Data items
* * *

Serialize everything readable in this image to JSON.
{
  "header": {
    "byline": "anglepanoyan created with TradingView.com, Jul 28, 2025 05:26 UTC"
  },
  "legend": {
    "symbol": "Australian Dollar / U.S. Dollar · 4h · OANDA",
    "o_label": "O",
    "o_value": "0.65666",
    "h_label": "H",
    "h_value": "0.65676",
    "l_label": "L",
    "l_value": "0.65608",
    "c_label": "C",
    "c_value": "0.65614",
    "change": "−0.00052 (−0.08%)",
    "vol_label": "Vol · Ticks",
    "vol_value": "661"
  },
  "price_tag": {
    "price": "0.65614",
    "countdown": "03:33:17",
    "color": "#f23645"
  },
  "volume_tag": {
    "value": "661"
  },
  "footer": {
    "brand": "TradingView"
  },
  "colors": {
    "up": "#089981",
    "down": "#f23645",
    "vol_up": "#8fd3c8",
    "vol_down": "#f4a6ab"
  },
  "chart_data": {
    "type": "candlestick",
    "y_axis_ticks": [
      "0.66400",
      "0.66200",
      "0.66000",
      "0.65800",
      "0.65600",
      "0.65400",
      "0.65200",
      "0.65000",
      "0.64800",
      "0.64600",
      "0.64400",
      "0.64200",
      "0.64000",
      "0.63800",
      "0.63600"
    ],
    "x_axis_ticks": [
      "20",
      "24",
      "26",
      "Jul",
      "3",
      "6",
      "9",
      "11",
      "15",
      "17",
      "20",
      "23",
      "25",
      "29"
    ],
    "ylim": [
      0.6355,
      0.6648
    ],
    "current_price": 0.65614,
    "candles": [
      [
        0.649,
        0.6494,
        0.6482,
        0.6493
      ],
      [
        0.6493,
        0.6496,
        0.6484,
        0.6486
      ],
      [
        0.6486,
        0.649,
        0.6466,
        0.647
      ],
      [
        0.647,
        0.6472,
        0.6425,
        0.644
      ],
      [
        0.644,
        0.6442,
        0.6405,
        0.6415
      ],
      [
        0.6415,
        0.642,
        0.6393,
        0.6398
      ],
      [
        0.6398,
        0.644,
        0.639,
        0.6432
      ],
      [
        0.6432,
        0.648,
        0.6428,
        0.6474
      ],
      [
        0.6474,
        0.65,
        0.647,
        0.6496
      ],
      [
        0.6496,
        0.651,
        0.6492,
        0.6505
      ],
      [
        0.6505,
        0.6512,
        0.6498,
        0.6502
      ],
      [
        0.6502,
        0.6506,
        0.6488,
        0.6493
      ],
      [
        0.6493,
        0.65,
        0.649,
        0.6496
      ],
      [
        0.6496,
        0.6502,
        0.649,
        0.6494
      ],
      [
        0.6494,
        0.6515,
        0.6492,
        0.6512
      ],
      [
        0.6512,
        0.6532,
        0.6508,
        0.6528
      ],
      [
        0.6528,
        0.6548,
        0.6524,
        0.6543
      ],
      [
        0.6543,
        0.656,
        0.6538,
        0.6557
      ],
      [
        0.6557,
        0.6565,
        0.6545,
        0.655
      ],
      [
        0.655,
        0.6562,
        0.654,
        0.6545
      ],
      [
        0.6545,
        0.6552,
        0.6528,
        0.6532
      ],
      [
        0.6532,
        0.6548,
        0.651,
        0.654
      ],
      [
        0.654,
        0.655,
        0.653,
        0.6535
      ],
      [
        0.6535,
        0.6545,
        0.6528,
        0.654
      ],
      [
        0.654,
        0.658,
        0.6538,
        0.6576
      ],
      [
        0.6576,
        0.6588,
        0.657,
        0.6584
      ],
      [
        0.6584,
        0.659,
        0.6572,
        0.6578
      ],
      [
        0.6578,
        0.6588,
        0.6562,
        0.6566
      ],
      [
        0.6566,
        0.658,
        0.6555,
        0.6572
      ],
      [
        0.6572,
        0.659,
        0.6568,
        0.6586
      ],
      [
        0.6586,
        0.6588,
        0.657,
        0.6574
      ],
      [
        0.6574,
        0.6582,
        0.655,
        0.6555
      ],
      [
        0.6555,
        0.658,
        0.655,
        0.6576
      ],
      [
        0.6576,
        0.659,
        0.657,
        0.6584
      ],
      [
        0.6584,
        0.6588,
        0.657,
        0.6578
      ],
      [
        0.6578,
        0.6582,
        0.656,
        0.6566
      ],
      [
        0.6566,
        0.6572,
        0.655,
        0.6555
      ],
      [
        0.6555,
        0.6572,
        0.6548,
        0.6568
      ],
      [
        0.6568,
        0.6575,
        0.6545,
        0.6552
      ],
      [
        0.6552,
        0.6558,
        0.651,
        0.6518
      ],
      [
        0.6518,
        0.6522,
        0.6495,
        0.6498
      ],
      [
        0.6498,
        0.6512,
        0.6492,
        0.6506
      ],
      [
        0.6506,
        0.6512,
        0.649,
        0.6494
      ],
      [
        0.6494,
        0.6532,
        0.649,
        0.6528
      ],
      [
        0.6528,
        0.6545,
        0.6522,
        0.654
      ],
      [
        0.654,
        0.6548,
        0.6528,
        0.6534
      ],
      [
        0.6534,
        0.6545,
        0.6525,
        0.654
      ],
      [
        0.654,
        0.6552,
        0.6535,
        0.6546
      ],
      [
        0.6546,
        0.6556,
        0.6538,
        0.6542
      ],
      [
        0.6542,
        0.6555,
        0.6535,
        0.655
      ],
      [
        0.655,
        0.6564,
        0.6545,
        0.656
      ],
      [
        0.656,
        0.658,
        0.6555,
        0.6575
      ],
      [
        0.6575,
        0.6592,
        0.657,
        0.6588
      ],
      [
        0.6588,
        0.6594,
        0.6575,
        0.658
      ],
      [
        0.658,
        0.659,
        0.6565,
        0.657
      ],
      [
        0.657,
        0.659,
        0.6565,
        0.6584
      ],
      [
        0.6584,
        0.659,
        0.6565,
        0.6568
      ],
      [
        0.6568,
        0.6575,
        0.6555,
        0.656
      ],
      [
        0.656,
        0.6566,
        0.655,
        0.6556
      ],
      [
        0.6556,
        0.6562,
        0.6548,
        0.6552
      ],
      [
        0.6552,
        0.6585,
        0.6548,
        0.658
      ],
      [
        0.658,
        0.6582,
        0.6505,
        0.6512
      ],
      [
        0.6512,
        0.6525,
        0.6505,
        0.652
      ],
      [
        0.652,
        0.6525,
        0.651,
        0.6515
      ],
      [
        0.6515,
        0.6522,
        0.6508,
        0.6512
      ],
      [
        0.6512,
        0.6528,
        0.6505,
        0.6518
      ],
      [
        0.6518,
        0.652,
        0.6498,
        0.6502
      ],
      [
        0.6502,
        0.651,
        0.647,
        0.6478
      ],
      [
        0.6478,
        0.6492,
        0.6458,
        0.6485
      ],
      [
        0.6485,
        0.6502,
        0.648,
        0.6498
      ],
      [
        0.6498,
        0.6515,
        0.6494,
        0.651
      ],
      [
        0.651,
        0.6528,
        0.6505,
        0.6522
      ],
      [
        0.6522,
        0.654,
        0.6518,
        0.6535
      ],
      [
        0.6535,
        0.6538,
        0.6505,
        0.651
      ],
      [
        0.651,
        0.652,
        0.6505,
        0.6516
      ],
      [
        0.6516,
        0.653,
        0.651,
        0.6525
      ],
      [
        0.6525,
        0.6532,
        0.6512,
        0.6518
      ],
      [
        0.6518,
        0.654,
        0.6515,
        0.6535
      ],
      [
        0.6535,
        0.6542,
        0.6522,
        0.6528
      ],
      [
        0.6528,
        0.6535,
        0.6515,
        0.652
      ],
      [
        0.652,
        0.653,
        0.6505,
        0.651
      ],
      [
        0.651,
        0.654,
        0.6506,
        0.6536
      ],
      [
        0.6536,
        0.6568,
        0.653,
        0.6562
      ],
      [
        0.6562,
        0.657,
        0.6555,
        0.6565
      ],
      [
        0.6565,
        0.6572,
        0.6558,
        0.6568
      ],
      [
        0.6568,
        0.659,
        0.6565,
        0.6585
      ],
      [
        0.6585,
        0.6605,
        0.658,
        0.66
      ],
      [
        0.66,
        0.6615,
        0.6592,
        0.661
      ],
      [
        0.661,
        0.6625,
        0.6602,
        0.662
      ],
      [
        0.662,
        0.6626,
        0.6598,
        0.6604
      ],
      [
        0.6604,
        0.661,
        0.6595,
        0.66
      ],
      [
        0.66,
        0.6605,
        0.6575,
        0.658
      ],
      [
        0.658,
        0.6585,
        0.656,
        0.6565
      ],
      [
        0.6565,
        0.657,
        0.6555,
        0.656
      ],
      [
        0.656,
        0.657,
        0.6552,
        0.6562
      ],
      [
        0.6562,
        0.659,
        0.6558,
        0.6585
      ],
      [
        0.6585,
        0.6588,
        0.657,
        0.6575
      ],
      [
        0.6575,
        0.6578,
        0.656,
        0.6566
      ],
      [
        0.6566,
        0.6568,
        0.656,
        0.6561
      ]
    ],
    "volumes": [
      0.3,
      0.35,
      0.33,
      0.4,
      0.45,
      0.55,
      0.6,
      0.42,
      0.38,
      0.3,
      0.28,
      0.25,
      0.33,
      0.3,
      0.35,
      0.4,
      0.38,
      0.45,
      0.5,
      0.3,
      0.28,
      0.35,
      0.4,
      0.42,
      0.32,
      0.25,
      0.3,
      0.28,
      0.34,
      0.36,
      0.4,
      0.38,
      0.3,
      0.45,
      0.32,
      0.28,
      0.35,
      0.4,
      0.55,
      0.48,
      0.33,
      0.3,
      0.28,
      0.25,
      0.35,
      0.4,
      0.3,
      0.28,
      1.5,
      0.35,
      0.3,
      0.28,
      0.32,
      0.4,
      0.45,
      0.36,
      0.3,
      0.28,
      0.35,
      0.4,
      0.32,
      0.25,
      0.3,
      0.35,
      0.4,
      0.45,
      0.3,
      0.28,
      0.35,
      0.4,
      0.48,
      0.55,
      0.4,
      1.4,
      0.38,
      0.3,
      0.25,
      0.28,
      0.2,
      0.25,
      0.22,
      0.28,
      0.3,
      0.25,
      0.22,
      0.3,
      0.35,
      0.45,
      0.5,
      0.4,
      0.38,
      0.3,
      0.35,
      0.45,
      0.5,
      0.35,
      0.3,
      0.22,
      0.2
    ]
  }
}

* * *

Some lines of the records may hold the word "TradingView". How many do? Answer with a number and nothing else.

2